What you have to do:
Would you transcribe the listing that follows, character for character, and omit its images?

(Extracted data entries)
·····

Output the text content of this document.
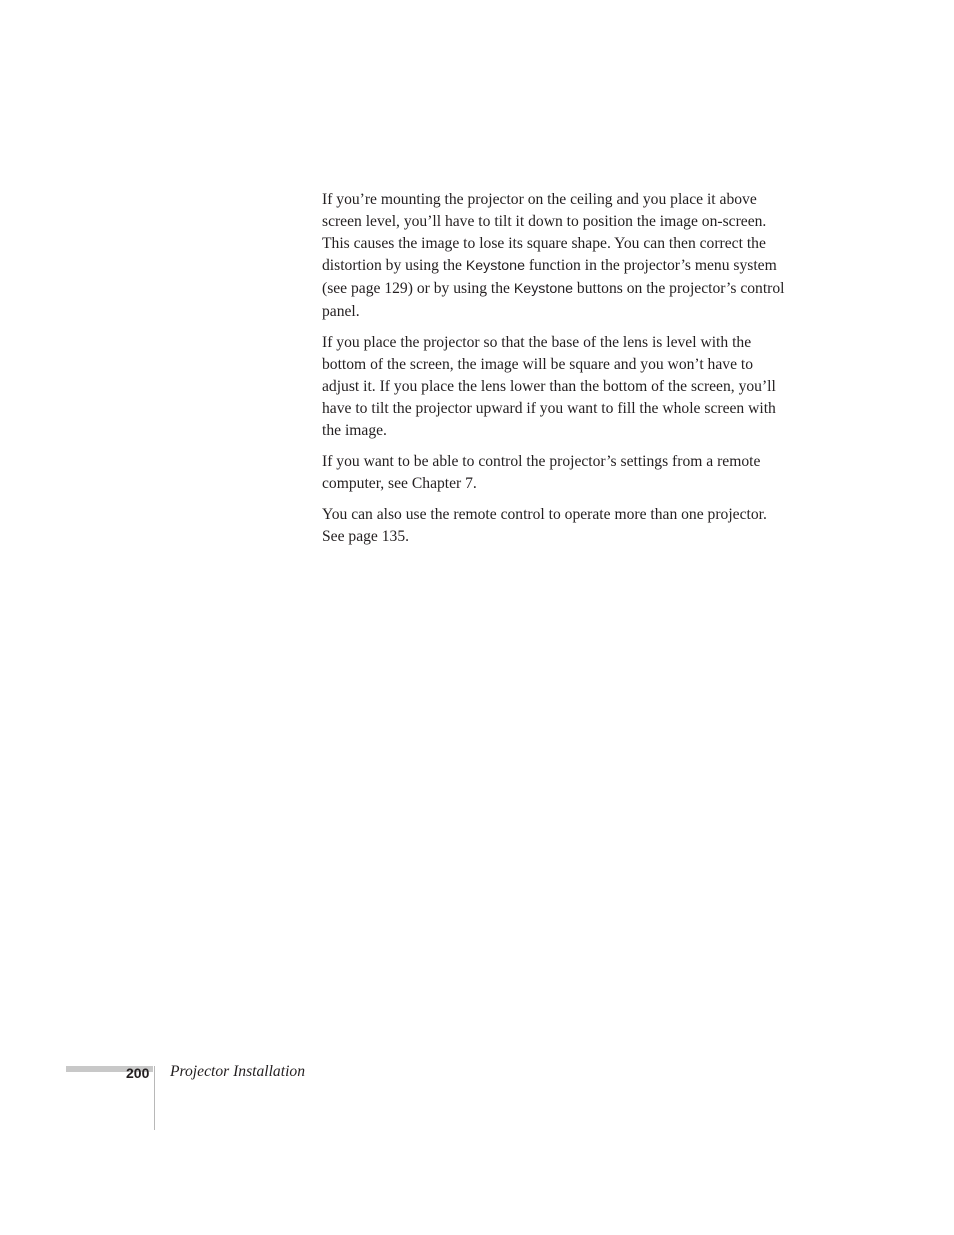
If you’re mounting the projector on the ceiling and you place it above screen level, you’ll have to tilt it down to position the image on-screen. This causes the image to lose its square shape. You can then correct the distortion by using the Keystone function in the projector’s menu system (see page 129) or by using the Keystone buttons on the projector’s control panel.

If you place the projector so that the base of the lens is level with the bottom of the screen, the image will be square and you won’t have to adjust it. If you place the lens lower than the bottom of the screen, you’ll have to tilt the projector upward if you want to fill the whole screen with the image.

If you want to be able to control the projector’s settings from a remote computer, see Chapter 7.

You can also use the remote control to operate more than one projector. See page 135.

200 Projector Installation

·····

Finished exercise:
Output the text content of this document.
If you’re mounting the projector on the ceiling and you place it above screen level, you’ll have to tilt it down to position the image on-screen. This causes the image to lose its square shape. You can then correct the distortion by using the Keystone function in the projector’s menu system (see page 129) or by using the Keystone buttons on the projector’s control panel.

If you place the projector so that the base of the lens is level with the bottom of the screen, the image will be square and you won’t have to adjust it. If you place the lens lower than the bottom of the screen, you’ll have to tilt the projector upward if you want to fill the whole screen with the image.

If you want to be able to control the projector’s settings from a remote computer, see Chapter 7.

You can also use the remote control to operate more than one projector. See page 135.

200 Projector Installation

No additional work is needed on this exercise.